* YOUR GOAL:
Below are records. Copy every line with "Sample" in it.

## begin

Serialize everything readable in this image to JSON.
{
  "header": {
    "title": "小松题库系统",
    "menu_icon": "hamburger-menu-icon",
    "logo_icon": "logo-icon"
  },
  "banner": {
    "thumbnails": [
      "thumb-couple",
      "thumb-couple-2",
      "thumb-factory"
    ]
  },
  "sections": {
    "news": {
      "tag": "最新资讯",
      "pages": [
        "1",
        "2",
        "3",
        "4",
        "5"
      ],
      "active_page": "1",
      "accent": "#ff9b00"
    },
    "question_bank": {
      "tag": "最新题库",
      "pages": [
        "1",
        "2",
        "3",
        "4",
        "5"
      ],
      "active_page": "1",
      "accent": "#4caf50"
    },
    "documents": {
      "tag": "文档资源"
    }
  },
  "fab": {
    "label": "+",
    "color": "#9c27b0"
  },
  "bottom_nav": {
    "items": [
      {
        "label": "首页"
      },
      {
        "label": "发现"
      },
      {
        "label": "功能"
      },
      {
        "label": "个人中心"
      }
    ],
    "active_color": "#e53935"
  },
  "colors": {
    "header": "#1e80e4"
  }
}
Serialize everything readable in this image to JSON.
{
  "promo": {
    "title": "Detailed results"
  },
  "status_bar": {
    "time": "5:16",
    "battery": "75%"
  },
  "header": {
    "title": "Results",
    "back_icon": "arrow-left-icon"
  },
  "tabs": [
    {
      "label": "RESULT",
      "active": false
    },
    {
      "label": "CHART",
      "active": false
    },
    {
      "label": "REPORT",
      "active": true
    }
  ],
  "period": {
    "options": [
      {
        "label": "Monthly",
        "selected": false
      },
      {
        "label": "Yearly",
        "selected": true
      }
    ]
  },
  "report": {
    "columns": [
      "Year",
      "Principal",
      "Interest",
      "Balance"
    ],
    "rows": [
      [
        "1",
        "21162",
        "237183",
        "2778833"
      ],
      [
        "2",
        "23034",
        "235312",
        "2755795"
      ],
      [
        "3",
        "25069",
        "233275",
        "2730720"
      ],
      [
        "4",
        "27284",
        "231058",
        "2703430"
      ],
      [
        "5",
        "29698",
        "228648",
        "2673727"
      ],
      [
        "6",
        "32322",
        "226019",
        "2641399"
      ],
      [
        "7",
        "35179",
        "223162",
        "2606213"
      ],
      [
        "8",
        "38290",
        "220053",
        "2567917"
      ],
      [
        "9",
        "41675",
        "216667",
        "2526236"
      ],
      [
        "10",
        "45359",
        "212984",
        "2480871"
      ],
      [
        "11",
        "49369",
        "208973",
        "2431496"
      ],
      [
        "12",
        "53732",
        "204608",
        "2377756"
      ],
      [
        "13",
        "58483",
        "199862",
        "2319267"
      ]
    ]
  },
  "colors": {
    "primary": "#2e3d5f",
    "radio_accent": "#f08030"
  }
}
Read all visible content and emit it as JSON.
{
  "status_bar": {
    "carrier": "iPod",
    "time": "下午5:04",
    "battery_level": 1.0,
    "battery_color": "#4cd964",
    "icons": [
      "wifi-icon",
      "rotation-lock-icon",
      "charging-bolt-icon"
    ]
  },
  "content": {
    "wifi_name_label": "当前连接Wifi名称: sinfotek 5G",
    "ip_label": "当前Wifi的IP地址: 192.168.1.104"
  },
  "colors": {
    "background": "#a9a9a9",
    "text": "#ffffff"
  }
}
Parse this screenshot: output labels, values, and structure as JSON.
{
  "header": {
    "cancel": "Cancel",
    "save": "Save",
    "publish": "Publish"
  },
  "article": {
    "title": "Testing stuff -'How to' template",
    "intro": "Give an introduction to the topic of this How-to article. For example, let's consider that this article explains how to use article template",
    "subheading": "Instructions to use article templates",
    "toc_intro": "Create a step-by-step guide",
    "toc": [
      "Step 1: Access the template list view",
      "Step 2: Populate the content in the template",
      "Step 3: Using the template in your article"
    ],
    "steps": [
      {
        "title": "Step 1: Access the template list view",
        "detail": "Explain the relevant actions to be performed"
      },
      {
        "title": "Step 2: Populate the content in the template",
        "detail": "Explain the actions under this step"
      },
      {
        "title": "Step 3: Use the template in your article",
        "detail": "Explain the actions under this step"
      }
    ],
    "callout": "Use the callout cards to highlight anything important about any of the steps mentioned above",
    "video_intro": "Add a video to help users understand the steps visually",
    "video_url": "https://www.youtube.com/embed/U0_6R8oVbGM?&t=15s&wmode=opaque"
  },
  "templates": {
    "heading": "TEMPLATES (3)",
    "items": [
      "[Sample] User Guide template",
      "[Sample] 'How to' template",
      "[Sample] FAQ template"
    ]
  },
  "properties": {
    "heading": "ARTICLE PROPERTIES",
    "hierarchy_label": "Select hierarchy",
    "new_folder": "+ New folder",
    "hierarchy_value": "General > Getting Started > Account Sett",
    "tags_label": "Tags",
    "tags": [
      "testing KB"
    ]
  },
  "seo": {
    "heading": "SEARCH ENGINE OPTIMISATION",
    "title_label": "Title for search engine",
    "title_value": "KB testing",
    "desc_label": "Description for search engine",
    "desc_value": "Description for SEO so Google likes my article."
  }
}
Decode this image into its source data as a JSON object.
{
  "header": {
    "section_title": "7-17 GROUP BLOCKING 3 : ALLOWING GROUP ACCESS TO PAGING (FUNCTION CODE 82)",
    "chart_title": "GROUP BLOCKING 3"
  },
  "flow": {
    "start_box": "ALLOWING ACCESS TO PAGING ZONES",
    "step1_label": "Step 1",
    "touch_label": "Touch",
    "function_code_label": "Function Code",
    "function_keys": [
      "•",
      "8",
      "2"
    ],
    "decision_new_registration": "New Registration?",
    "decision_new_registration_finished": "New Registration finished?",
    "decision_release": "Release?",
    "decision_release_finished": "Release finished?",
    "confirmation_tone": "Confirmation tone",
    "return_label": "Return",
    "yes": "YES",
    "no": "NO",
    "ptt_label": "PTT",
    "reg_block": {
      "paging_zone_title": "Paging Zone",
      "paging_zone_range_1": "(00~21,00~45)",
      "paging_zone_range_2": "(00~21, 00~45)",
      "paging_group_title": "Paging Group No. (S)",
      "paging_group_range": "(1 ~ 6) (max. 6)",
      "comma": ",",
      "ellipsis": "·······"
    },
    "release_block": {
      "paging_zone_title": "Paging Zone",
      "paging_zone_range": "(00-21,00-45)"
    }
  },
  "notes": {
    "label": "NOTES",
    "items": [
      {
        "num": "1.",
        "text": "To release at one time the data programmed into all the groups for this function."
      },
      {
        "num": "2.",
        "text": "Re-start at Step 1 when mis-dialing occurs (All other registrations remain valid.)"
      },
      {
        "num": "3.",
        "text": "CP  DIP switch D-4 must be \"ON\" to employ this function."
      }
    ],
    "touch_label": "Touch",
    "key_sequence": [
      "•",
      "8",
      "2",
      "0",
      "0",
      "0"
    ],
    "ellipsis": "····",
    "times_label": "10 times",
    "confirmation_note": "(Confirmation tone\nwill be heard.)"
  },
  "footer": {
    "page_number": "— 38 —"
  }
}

## end

* PROBLEM SOLUTION:
      "[Sample] User Guide template",
      "[Sample] 'How to' template",
      "[Sample] FAQ template"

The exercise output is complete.